* GIVEN PROBLEM
Retype all the entries word for word, but omit the pictures.

* MATERIALS PROVIDED
────────────────
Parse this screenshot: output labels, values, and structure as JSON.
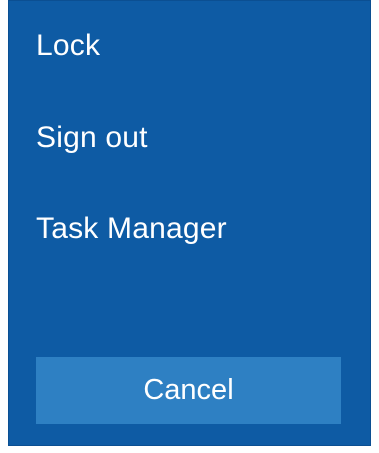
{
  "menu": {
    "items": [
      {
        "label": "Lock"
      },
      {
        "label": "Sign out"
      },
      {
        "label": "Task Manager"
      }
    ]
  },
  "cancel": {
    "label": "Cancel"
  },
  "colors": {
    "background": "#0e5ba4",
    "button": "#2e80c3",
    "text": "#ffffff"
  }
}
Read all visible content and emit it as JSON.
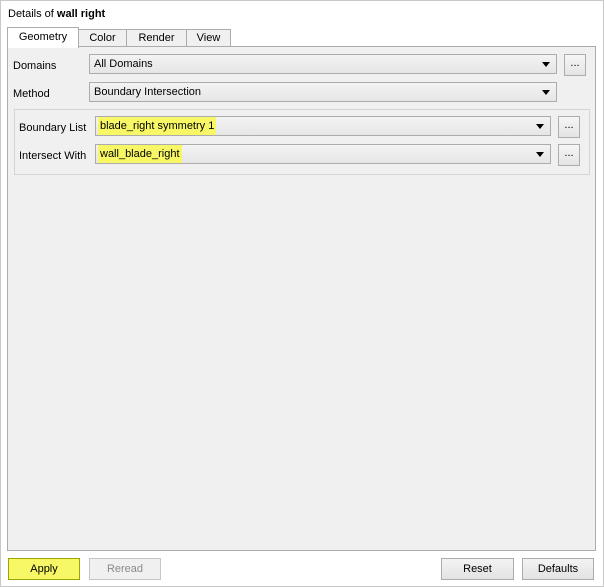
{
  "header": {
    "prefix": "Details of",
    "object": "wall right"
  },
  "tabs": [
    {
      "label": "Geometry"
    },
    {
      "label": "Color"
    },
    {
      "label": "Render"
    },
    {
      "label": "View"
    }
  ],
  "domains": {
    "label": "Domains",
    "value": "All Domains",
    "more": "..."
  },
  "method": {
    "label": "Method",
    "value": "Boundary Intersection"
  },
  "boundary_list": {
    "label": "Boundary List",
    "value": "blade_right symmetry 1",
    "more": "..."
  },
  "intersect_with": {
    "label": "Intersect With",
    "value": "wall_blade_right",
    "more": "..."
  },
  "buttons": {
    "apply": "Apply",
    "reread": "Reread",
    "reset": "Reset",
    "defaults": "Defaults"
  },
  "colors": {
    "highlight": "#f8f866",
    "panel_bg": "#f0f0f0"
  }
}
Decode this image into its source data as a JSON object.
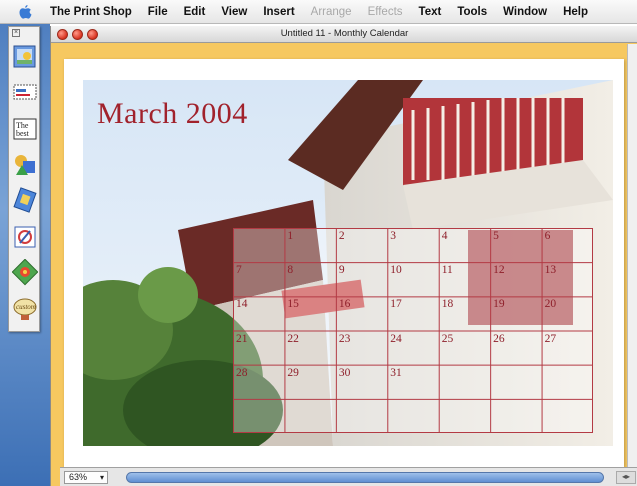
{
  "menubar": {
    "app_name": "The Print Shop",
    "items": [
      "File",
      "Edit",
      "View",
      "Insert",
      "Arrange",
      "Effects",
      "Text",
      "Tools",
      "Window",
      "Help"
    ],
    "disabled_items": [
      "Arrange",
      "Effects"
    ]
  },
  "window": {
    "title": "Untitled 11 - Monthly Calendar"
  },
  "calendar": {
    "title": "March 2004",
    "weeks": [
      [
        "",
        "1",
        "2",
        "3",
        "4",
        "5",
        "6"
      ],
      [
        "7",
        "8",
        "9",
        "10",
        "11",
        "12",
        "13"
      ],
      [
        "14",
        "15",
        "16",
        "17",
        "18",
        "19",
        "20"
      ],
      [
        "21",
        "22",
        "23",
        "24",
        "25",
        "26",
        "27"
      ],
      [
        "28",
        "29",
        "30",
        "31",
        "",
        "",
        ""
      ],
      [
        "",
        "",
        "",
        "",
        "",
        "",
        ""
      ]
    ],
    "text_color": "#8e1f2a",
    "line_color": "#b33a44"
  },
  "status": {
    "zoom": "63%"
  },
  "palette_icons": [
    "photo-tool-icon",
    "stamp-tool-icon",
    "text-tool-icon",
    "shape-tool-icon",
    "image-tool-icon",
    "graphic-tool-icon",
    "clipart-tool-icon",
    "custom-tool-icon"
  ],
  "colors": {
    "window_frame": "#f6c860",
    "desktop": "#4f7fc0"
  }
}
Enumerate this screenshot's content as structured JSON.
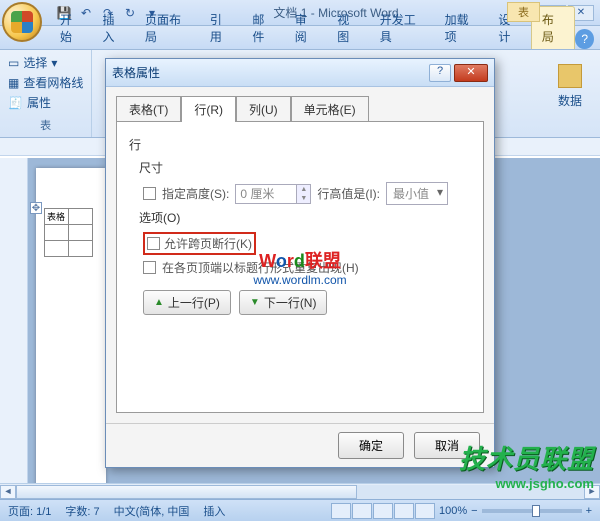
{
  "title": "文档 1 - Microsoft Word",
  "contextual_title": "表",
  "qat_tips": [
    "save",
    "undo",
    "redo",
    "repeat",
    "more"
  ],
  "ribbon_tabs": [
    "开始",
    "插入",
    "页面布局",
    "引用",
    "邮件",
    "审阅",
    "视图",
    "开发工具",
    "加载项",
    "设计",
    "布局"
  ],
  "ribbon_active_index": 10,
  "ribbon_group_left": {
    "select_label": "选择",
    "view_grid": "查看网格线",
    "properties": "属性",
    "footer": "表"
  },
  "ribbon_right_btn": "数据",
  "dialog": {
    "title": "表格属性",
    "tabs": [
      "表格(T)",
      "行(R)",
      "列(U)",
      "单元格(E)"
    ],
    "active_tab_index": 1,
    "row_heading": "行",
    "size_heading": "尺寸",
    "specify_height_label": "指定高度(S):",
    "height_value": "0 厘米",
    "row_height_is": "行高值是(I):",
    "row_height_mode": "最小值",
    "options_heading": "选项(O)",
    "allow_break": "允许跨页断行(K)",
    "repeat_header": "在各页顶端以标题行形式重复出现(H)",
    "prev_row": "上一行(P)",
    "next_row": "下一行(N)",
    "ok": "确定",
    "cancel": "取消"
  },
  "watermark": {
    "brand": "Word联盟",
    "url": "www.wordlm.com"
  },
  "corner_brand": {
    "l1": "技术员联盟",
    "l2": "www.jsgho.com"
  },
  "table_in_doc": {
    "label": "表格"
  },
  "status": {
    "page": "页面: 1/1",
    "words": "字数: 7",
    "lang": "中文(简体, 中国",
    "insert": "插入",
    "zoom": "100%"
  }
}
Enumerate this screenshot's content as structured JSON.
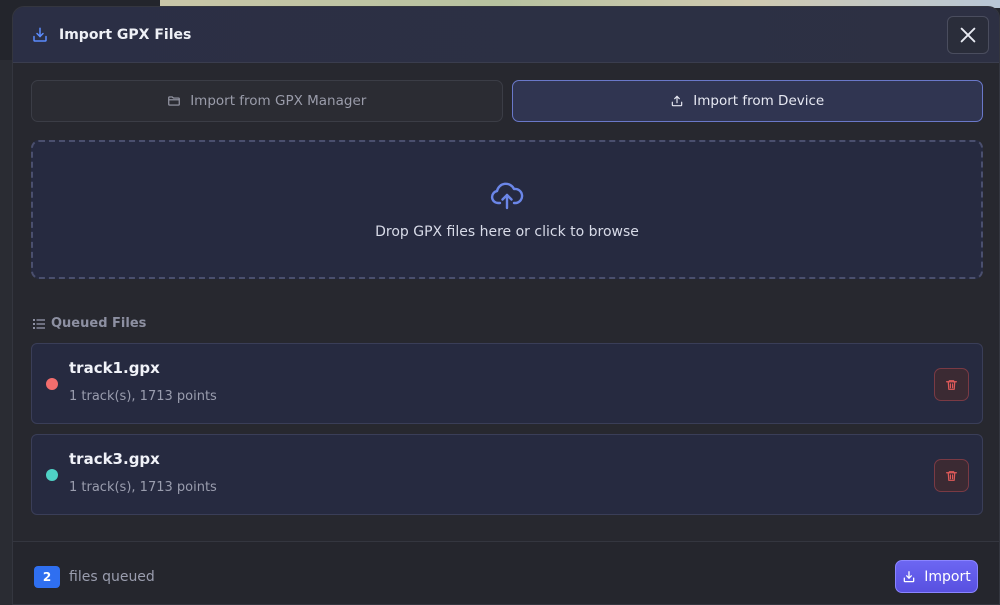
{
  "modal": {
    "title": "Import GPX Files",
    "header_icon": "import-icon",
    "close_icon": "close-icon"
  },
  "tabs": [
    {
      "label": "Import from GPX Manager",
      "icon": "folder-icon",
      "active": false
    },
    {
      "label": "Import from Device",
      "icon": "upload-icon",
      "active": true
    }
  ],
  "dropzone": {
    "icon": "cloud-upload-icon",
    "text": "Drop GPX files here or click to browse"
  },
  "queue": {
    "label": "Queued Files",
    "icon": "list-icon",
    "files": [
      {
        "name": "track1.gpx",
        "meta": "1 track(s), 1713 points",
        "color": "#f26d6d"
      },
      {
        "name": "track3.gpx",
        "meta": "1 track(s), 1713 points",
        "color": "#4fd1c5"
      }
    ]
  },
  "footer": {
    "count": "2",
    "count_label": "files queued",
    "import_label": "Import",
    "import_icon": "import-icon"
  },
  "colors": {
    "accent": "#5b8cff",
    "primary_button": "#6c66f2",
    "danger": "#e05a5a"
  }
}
────────────────
* CORRECT OUTPUT
Parse this screenshot: output labels, values, and structure as JSON.
{
  "menu": {
    "items": [
      {
        "label": "Lock"
      },
      {
        "label": "Sign out"
      },
      {
        "label": "Task Manager"
      }
    ]
  },
  "cancel": {
    "label": "Cancel"
  },
  "colors": {
    "background": "#0e5ba4",
    "button": "#2e80c3",
    "text": "#ffffff"
  }
}
Read all visible content and emit it as JSON.
{
  "header": {
    "prefix": "Details of",
    "object": "wall right"
  },
  "tabs": [
    {
      "label": "Geometry"
    },
    {
      "label": "Color"
    },
    {
      "label": "Render"
    },
    {
      "label": "View"
    }
  ],
  "domains": {
    "label": "Domains",
    "value": "All Domains",
    "more": "..."
  },
  "method": {
    "label": "Method",
    "value": "Boundary Intersection"
  },
  "boundary_list": {
    "label": "Boundary List",
    "value": "blade_right symmetry 1",
    "more": "..."
  },
  "intersect_with": {
    "label": "Intersect With",
    "value": "wall_blade_right",
    "more": "..."
  },
  "buttons": {
    "apply": "Apply",
    "reread": "Reread",
    "reset": "Reset",
    "defaults": "Defaults"
  },
  "colors": {
    "highlight": "#f8f866",
    "panel_bg": "#f0f0f0"
  }
}
Decode this image into its source data as a JSON object.
{
  "menubar": {
    "app_name": "The Print Shop",
    "items": [
      "File",
      "Edit",
      "View",
      "Insert",
      "Arrange",
      "Effects",
      "Text",
      "Tools",
      "Window",
      "Help"
    ],
    "disabled_items": [
      "Arrange",
      "Effects"
    ]
  },
  "window": {
    "title": "Untitled 11 - Monthly Calendar"
  },
  "calendar": {
    "title": "March 2004",
    "weeks": [
      [
        "",
        "1",
        "2",
        "3",
        "4",
        "5",
        "6"
      ],
      [
        "7",
        "8",
        "9",
        "10",
        "11",
        "12",
        "13"
      ],
      [
        "14",
        "15",
        "16",
        "17",
        "18",
        "19",
        "20"
      ],
      [
        "21",
        "22",
        "23",
        "24",
        "25",
        "26",
        "27"
      ],
      [
        "28",
        "29",
        "30",
        "31",
        "",
        "",
        ""
      ],
      [
        "",
        "",
        "",
        "",
        "",
        "",
        ""
      ]
    ],
    "text_color": "#8e1f2a",
    "line_color": "#b33a44"
  },
  "status": {
    "zoom": "63%"
  },
  "palette_icons": [
    "photo-tool-icon",
    "stamp-tool-icon",
    "text-tool-icon",
    "shape-tool-icon",
    "image-tool-icon",
    "graphic-tool-icon",
    "clipart-tool-icon",
    "custom-tool-icon"
  ],
  "colors": {
    "window_frame": "#f6c860",
    "desktop": "#4f7fc0"
  }
}
Enumerate this screenshot's content as structured JSON.
{
  "title": "文档 1 - Microsoft Word",
  "contextual_title": "表",
  "qat_tips": [
    "save",
    "undo",
    "redo",
    "repeat",
    "more"
  ],
  "ribbon_tabs": [
    "开始",
    "插入",
    "页面布局",
    "引用",
    "邮件",
    "审阅",
    "视图",
    "开发工具",
    "加载项",
    "设计",
    "布局"
  ],
  "ribbon_active_index": 10,
  "ribbon_group_left": {
    "select_label": "选择",
    "view_grid": "查看网格线",
    "properties": "属性",
    "footer": "表"
  },
  "ribbon_right_btn": "数据",
  "dialog": {
    "title": "表格属性",
    "tabs": [
      "表格(T)",
      "行(R)",
      "列(U)",
      "单元格(E)"
    ],
    "active_tab_index": 1,
    "row_heading": "行",
    "size_heading": "尺寸",
    "specify_height_label": "指定高度(S):",
    "height_value": "0 厘米",
    "row_height_is": "行高值是(I):",
    "row_height_mode": "最小值",
    "options_heading": "选项(O)",
    "allow_break": "允许跨页断行(K)",
    "repeat_header": "在各页顶端以标题行形式重复出现(H)",
    "prev_row": "上一行(P)",
    "next_row": "下一行(N)",
    "ok": "确定",
    "cancel": "取消"
  },
  "watermark": {
    "brand": "Word联盟",
    "url": "www.wordlm.com"
  },
  "corner_brand": {
    "l1": "技术员联盟",
    "l2": "www.jsgho.com"
  },
  "table_in_doc": {
    "label": "表格"
  },
  "status": {
    "page": "页面: 1/1",
    "words": "字数: 7",
    "lang": "中文(简体, 中国",
    "insert": "插入",
    "zoom": "100%"
  }
}
Enumerate this screenshot's content as structured JSON.
{
  "modal": {
    "title": "Import GPX Files",
    "header_icon": "import-icon",
    "close_icon": "close-icon"
  },
  "tabs": [
    {
      "label": "Import from GPX Manager",
      "icon": "folder-icon",
      "active": false
    },
    {
      "label": "Import from Device",
      "icon": "upload-icon",
      "active": true
    }
  ],
  "dropzone": {
    "icon": "cloud-upload-icon",
    "text": "Drop GPX files here or click to browse"
  },
  "queue": {
    "label": "Queued Files",
    "icon": "list-icon",
    "files": [
      {
        "name": "track1.gpx",
        "meta": "1 track(s), 1713 points",
        "color": "#f26d6d"
      },
      {
        "name": "track3.gpx",
        "meta": "1 track(s), 1713 points",
        "color": "#4fd1c5"
      }
    ]
  },
  "footer": {
    "count": "2",
    "count_label": "files queued",
    "import_label": "Import",
    "import_icon": "import-icon"
  },
  "colors": {
    "accent": "#5b8cff",
    "primary_button": "#6c66f2",
    "danger": "#e05a5a"
  }
}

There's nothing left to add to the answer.